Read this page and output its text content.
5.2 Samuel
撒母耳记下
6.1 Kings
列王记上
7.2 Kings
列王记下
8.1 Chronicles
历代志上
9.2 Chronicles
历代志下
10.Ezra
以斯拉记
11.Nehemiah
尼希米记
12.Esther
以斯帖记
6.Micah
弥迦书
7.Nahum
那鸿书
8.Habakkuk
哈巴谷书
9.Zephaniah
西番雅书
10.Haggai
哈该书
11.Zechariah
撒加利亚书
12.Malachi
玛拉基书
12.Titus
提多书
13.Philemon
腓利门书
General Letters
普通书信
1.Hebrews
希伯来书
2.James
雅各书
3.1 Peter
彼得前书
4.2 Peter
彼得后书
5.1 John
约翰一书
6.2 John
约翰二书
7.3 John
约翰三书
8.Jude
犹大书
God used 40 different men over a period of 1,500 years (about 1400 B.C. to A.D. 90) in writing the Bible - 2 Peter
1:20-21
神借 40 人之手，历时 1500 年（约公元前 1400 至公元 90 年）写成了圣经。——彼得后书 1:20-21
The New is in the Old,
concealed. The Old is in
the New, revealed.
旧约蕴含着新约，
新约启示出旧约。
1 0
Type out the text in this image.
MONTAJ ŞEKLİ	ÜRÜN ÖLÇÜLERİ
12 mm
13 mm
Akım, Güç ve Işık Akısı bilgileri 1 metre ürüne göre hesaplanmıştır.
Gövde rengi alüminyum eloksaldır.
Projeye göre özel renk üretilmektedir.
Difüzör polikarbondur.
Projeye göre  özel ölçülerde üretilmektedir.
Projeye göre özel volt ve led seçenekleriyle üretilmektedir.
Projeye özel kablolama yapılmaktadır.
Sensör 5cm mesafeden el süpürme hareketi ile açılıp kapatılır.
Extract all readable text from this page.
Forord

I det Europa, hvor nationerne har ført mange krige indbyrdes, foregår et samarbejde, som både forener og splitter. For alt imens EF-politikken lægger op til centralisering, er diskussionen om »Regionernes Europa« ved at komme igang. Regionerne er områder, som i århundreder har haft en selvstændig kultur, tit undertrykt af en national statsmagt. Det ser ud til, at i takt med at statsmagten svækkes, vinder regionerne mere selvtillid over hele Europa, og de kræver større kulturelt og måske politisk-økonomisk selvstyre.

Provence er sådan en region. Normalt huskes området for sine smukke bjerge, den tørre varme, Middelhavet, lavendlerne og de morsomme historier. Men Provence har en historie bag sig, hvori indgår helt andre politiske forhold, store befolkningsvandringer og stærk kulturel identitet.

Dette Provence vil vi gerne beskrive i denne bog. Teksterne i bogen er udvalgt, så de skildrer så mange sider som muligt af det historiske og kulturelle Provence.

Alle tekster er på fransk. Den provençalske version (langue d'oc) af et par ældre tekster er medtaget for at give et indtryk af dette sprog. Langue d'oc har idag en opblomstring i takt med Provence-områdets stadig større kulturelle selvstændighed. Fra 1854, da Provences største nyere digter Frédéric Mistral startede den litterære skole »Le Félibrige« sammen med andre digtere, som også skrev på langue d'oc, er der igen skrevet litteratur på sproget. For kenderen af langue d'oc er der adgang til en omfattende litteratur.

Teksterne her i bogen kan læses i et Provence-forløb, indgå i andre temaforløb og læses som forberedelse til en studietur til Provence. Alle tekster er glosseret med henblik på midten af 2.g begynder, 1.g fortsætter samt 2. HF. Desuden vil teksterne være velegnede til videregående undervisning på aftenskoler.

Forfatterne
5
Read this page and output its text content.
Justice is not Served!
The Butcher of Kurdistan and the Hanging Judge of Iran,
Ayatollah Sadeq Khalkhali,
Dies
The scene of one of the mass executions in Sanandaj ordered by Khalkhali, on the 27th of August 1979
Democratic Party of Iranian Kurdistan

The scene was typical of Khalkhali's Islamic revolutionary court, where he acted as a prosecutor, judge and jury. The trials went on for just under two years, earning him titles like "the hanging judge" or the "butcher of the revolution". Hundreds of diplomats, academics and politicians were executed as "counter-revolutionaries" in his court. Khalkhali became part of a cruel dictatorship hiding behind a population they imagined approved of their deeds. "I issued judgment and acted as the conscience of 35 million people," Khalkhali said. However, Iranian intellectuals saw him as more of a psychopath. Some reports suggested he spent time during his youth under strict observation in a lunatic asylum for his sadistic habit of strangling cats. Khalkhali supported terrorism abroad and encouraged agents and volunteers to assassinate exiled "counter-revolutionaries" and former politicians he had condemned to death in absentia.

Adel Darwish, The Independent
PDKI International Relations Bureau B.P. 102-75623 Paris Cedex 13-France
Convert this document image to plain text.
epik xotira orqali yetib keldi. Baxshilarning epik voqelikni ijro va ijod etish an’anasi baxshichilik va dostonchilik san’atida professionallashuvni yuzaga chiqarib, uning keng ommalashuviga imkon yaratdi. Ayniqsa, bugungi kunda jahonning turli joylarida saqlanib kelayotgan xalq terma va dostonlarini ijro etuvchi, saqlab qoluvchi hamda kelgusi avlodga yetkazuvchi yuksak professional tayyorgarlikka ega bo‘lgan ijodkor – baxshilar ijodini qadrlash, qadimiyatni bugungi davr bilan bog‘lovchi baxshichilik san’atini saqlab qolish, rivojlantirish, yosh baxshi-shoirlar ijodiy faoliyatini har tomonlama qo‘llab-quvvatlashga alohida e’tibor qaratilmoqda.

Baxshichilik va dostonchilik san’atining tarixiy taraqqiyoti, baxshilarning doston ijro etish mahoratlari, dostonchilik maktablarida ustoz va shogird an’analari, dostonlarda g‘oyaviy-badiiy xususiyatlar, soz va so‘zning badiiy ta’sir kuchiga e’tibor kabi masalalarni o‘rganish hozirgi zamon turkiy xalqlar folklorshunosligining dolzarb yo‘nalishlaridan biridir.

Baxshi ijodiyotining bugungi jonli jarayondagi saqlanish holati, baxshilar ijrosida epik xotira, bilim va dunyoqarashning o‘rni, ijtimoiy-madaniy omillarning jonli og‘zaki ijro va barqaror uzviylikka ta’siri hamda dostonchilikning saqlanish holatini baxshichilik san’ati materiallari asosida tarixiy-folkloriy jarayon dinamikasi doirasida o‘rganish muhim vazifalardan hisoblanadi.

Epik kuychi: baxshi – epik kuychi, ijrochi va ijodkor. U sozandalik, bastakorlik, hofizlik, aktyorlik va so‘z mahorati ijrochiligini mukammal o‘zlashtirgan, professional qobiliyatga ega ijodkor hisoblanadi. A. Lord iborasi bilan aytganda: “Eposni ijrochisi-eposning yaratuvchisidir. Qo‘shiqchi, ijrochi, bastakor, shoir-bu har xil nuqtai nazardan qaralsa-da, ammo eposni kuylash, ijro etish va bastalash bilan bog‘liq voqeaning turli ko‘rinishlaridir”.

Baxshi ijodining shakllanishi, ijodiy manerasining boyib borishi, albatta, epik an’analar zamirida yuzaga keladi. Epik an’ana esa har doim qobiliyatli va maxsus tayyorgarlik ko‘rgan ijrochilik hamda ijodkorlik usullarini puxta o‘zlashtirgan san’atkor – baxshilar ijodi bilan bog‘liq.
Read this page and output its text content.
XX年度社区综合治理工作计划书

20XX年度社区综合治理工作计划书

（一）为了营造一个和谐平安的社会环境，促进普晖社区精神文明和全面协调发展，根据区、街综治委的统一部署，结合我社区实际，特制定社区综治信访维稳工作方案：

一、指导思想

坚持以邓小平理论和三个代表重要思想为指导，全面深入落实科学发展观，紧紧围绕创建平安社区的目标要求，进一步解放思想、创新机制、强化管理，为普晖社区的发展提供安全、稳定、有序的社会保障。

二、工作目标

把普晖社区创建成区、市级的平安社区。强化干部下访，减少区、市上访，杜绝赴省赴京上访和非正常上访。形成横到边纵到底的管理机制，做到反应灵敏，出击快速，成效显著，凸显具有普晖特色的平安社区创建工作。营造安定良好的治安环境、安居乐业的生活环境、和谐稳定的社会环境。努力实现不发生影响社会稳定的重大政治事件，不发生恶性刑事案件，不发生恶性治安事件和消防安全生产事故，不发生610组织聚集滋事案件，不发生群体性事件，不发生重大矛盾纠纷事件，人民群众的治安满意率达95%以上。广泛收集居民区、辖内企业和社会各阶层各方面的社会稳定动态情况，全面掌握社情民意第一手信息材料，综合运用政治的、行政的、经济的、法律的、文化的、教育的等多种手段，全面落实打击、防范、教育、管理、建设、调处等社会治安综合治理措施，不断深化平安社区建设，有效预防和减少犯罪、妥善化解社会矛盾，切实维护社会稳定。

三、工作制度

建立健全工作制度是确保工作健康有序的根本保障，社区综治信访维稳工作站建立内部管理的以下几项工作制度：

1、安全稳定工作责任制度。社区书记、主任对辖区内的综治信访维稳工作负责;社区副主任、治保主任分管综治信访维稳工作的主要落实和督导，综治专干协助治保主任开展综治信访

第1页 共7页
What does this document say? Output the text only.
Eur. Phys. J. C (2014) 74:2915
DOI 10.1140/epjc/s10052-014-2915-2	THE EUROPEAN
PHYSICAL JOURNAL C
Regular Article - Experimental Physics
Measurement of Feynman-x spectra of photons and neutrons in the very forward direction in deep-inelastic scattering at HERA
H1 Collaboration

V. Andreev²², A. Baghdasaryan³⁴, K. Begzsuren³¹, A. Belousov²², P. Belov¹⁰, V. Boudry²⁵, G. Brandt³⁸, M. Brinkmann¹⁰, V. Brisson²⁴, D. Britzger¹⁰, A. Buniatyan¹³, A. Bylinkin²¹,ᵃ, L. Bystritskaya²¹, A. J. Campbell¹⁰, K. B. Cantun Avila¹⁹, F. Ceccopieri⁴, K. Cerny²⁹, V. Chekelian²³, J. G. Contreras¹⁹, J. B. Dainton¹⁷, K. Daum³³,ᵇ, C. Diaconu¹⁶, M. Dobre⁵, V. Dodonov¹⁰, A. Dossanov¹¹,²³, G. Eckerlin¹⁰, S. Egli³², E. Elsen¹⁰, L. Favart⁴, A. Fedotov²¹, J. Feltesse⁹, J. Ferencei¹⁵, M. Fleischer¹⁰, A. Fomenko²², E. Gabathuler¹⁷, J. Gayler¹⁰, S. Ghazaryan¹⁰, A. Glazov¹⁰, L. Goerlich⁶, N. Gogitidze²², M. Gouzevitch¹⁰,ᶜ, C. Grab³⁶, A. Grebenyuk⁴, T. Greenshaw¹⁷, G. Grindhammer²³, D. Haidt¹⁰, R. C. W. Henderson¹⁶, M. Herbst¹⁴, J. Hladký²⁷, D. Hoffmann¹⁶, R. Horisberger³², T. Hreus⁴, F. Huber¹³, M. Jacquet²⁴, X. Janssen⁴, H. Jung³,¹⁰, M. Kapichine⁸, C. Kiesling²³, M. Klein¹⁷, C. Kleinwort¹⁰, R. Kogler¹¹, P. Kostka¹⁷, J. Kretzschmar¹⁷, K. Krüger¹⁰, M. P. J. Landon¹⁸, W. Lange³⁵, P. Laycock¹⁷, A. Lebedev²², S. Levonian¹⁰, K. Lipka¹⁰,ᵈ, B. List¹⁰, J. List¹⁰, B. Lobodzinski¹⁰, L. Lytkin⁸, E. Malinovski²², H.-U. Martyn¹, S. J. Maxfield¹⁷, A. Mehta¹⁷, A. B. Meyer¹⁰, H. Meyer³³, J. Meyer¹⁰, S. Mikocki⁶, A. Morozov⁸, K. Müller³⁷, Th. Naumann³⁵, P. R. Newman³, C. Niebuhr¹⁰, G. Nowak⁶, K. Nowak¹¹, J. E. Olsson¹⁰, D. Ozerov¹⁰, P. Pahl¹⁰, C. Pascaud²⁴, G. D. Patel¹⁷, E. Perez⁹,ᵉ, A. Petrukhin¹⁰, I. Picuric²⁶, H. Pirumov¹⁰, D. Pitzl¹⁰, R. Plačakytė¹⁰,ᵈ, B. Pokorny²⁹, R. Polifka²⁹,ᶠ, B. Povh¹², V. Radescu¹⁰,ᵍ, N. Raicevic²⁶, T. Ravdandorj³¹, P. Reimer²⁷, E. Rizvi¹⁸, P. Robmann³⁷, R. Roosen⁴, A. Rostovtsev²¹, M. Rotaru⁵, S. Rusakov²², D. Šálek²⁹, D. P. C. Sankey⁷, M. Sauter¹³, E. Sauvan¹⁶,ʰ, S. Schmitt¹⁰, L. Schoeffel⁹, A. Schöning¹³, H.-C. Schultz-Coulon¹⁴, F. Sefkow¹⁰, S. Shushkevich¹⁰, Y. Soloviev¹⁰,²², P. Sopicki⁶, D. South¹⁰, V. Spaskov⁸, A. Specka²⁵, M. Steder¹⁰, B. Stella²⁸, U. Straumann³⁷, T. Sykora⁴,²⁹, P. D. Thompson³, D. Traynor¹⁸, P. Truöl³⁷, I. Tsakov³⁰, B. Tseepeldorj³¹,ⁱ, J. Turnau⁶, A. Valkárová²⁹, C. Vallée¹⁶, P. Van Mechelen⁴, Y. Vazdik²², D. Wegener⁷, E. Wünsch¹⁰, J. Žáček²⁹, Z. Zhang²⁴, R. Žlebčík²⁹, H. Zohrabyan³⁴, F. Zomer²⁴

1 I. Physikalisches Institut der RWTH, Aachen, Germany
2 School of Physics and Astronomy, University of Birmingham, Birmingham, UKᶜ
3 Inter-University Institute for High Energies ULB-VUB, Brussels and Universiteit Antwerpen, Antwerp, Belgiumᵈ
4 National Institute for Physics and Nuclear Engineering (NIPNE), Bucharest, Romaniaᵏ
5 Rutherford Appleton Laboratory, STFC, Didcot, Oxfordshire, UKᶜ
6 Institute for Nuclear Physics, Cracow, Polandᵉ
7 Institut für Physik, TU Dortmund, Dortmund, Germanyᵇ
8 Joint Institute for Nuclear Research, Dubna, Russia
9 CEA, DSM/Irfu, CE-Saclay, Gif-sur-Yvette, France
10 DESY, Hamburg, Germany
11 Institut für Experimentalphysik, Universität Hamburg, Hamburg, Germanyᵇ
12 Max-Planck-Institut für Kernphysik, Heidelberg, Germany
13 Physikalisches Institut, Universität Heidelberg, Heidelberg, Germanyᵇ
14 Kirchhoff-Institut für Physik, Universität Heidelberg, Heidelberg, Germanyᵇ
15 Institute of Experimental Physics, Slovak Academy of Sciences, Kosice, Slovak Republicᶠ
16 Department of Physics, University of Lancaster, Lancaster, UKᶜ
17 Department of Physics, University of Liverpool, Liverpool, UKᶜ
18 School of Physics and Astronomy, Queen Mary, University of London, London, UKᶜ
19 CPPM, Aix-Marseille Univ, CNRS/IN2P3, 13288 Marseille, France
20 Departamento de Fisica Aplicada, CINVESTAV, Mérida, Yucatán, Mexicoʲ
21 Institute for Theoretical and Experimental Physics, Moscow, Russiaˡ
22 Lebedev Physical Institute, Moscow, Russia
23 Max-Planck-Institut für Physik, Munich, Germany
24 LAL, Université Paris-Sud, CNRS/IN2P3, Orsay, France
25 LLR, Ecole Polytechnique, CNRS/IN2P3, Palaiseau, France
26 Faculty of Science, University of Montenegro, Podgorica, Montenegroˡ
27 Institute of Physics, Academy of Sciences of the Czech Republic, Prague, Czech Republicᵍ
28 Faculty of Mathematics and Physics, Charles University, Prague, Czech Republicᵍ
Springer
☆ ☆ ☆ ☆ ☆
● **WORK INSTRUCTIONS**: In how many lines of the data does the string "tarixiy" appear? Give only the number.

● **THE RESULT**: 2